— YANG HARUS DIKERJAKAN —
Tuliskan kembali dengan tepat bagian teks tentang qira’at Al-Qur’an yang dimulai dengan "Qira’at Al-Qur’an: Definisi, Sejarah, dan" dan berlanjut hingga "dialek yang berbeda.".

─── KUTIPAN TEKS

Qira’at Al-Qur’an: Definisi, Sejarah, dan Kaidah Bacaan yang Benar
TATSQIF ONLINE – Al-Qur’an adalah kitab suci umat Islam yang terjaga keasliannya, baik dari segi lafaz maupun makna. Keotentikan ini didukung oleh periwayatan yang mutawatir, baik dalam bentuk hafalan maupun tulisan. Sebagai wahyu Allah, Al-Qur’an tidak bisa dilepaskan dari aspek qira’at, karena secara etimologi, kata Al-Qur’an sendiri berarti “bacaan” atau “yang dibaca.”
Ilmu qira’at berkembang dari Rasulullah ﷺ kepada para sahabat, kemudian diteruskan kepada tabi’in dan generasi selanjutnya. Namun, dalam perkembangannya, muncul perbedaan dalam cara membaca Al-Qur’an yang menyebabkan perdebatan di kalangan umat Islam, terutama setelah Islam menyebar ke berbagai wilayah dengan dialek yang berbeda.

──────
─── INFORMASI YANG DITAMPILKAN

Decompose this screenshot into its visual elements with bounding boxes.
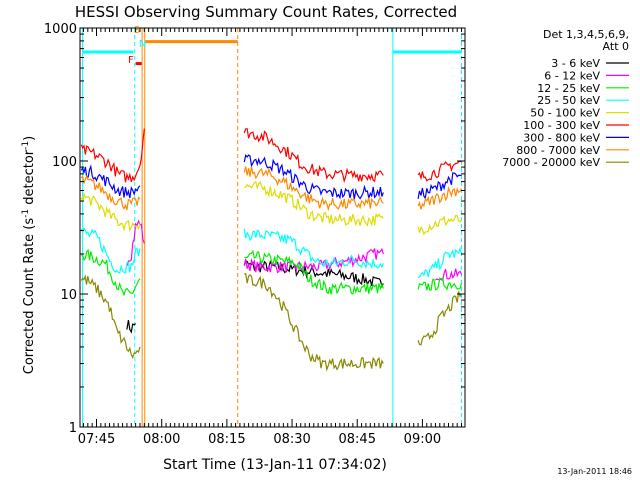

──────

— JAWABAN TERTULIS —
Qira’at Al-Qur’an: Definisi, Sejarah, dan Kaidah Bacaan yang Benar
TATSQIF ONLINE – Al-Qur’an adalah kitab suci umat Islam yang terjaga keasliannya, baik dari segi lafaz maupun makna. Keotentikan ini didukung oleh periwayatan yang mutawatir, baik dalam bentuk hafalan maupun tulisan. Sebagai wahyu Allah, Al-Qur’an tidak bisa dilepaskan dari aspek qira’at, karena secara etimologi, kata Al-Qur’an sendiri berarti “bacaan” atau “yang dibaca.”
Ilmu qira’at berkembang dari Rasulullah ﷺ kepada para sahabat, kemudian diteruskan kepada tabi’in dan generasi selanjutnya. Namun, dalam perkembangannya, muncul perbedaan dalam cara membaca Al-Qur’an yang menyebabkan perdebatan di kalangan umat Islam, terutama setelah Islam menyebar ke berbagai wilayah dengan dialek yang berbeda.